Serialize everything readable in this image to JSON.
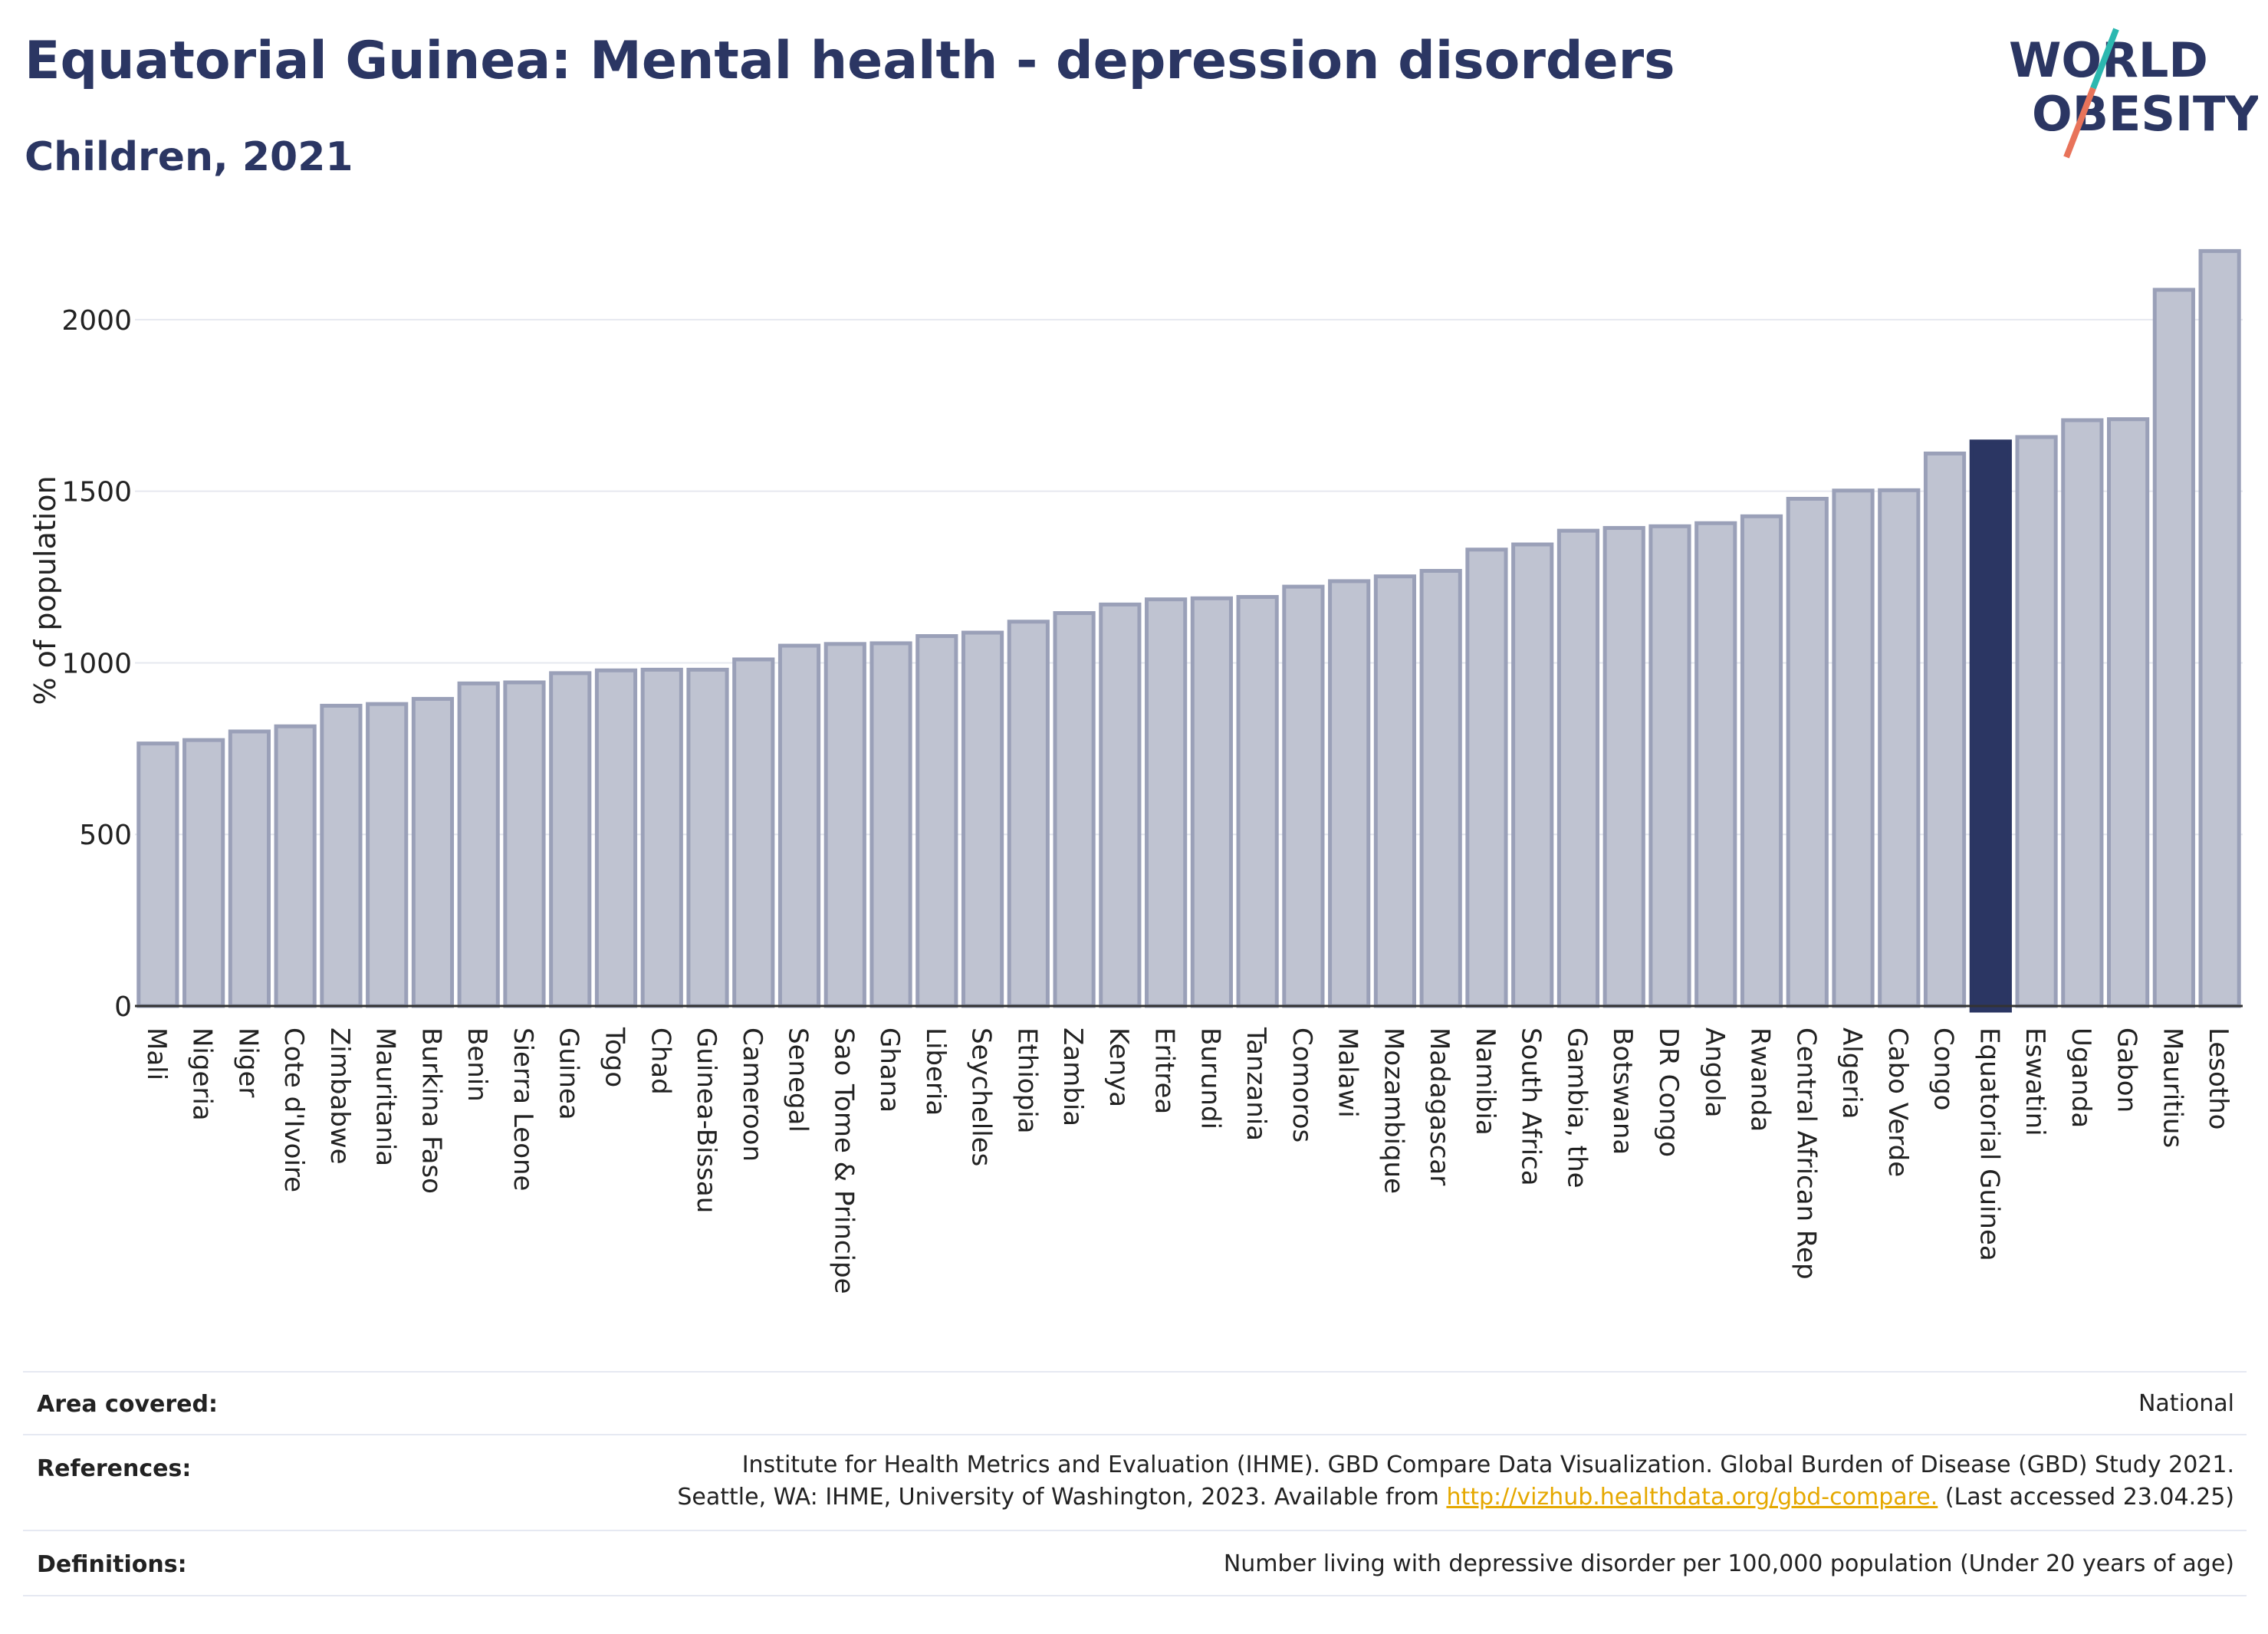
{
  "header": {
    "title": "Equatorial Guinea: Mental health - depression disorders",
    "subtitle": "Children, 2021"
  },
  "logo": {
    "line1": "WORLD",
    "line2": "OBESITY"
  },
  "colors": {
    "highlight": "#2b3663",
    "bar_fill": "#bfc3d1",
    "bar_stroke": "#9aa0b8",
    "grid": "#e6e8ef",
    "title": "#2b3663",
    "link": "#e5a800",
    "logo_teal": "#2cb8b0",
    "logo_coral": "#e8735a"
  },
  "chart_data": {
    "type": "bar",
    "ylabel": "% of population",
    "xlabel": "",
    "ylim": [
      0,
      2250
    ],
    "yticks": [
      0,
      500,
      1000,
      1500,
      2000
    ],
    "grid": true,
    "highlight": "Equatorial Guinea",
    "categories": [
      "Mali",
      "Nigeria",
      "Niger",
      "Cote d'Ivoire",
      "Zimbabwe",
      "Mauritania",
      "Burkina Faso",
      "Benin",
      "Sierra Leone",
      "Guinea",
      "Togo",
      "Chad",
      "Guinea-Bissau",
      "Cameroon",
      "Senegal",
      "Sao Tome & Principe",
      "Ghana",
      "Liberia",
      "Seychelles",
      "Ethiopia",
      "Zambia",
      "Kenya",
      "Eritrea",
      "Burundi",
      "Tanzania",
      "Comoros",
      "Malawi",
      "Mozambique",
      "Madagascar",
      "Namibia",
      "South Africa",
      "Gambia, the",
      "Botswana",
      "DR Congo",
      "Angola",
      "Rwanda",
      "Central African Rep",
      "Algeria",
      "Cabo Verde",
      "Congo",
      "Equatorial Guinea",
      "Eswatini",
      "Uganda",
      "Gabon",
      "Mauritius",
      "Lesotho"
    ],
    "values": [
      765,
      775,
      800,
      815,
      875,
      880,
      895,
      940,
      943,
      970,
      978,
      980,
      980,
      1010,
      1050,
      1055,
      1057,
      1078,
      1088,
      1120,
      1145,
      1170,
      1185,
      1188,
      1192,
      1222,
      1238,
      1252,
      1268,
      1330,
      1345,
      1385,
      1393,
      1398,
      1407,
      1427,
      1478,
      1502,
      1503,
      1610,
      1645,
      1658,
      1707,
      1710,
      2087,
      2200
    ]
  },
  "footer": {
    "area_label": "Area covered:",
    "area_value": "National",
    "references_label": "References:",
    "references_line1": "Institute for Health Metrics and Evaluation (IHME). GBD Compare Data Visualization. Global Burden of Disease (GBD) Study 2021.",
    "references_line2_pre": "Seattle, WA: IHME, University of Washington, 2023. Available from ",
    "references_link": "http://vizhub.healthdata.org/gbd-compare.",
    "references_line2_post": " (Last accessed 23.04.25)",
    "definitions_label": "Definitions:",
    "definitions_value": "Number living with depressive disorder per 100,000 population (Under 20 years of age)"
  }
}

**REQUIREMENT:** Count the lines above that contain the word "highlight", and give only that number.

**TASK SOLUTION:** 2